[Stored data]
***
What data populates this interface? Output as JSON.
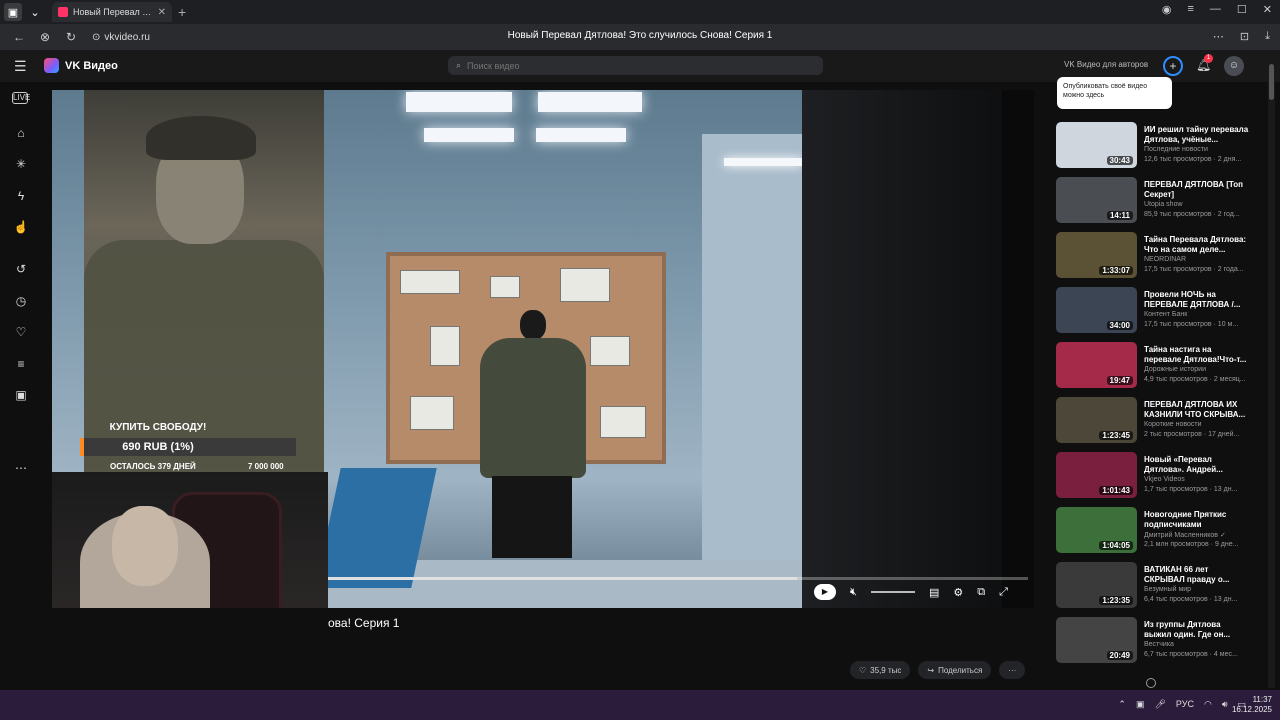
{
  "browser": {
    "tab_title": "Новый Перевал Дятлова!",
    "tab_close": "✕",
    "new_tab": "+",
    "url": "vkvideo.ru",
    "page_title": "Новый Перевал Дятлова! Это случилось Снова! Серия 1",
    "window_controls": [
      "—",
      "☐",
      "✕"
    ]
  },
  "header": {
    "logo": "VK Видео",
    "search_placeholder": "Поиск видео",
    "authors_link": "VK Видео для авторов",
    "notif_count": "1",
    "publish_tooltip": "Опубликовать своё видео можно здесь"
  },
  "player": {
    "donation": {
      "label": "КУПИТЬ СВОБОДУ!",
      "amount": "690 RUB (1%)",
      "days_left": "ОСТАЛОСЬ 379 ДНЕЙ",
      "goal": "7 000 000",
      "progress": 0.01
    },
    "progress": 0.67
  },
  "video": {
    "title_visible": "ова! Серия 1",
    "likes": "35,9 тыс",
    "share": "Поделиться",
    "more": "···"
  },
  "sidebar": {
    "videos": [
      {
        "title": "ИИ решил тайну перевала Дятлова, учёные...",
        "channel": "Последние новости",
        "meta": "12,6 тыс просмотров · 2 дня...",
        "duration": "30:43",
        "color": "#cfd6dd"
      },
      {
        "title": "ПЕРЕВАЛ ДЯТЛОВА [Топ Секрет]",
        "channel": "Utopia show",
        "meta": "85,9 тыс просмотров · 2 год...",
        "duration": "14:11",
        "color": "#4a4d52"
      },
      {
        "title": "Тайна Перевала Дятлова: Что на самом деле...",
        "channel": "NEORDINAR",
        "meta": "17,5 тыс просмотров · 2 года...",
        "duration": "1:33:07",
        "color": "#5b5134"
      },
      {
        "title": "Провели НОЧЬ на ПЕРЕВАЛЕ ДЯТЛОВА /...",
        "channel": "Контент Банк",
        "meta": "17,5 тыс просмотров · 10 м...",
        "duration": "34:00",
        "color": "#3b4554"
      },
      {
        "title": "Тайна настига на перевале Дятлова!Что-т...",
        "channel": "Дорожные истории",
        "meta": "4,9 тыс просмотров · 2 месяц...",
        "duration": "19:47",
        "color": "#a52a4a"
      },
      {
        "title": "ПЕРЕВАЛ ДЯТЛОВА ИХ КАЗНИЛИ ЧТО СКРЫВА...",
        "channel": "Короткие новости",
        "meta": "2 тыс просмотров · 17 дней...",
        "duration": "1:23:45",
        "color": "#4c4738"
      },
      {
        "title": "Новый «Перевал Дятлова». Андрей...",
        "channel": "Vkjeo Videos",
        "meta": "1,7 тыс просмотров · 13 дн...",
        "duration": "1:01:43",
        "color": "#7a1f3d"
      },
      {
        "title": "Новогодние Пряткиc подписчиками",
        "channel": "Дмитрий Масленников ✓",
        "meta": "2,1 млн просмотров · 9 дне...",
        "duration": "1:04:05",
        "color": "#3d6f3a"
      },
      {
        "title": "ВАТИКАН 66 лет СКРЫВАЛ правду о...",
        "channel": "Безумный мир",
        "meta": "6,4 тыс просмотров · 13 дн...",
        "duration": "1:23:35",
        "color": "#3a3a3a"
      },
      {
        "title": "Из группы Дятлова выжил один. Где он...",
        "channel": "Вестчика",
        "meta": "6,7 тыс просмотров · 4 мес...",
        "duration": "20:49",
        "color": "#444"
      }
    ]
  },
  "taskbar": {
    "lang": "РУС",
    "time": "11:37",
    "date": "16.12.2025"
  }
}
***
Show all lines from the listing above in which "новости" appears.

        "channel": "Последние новости",
        "channel": "Короткие новости",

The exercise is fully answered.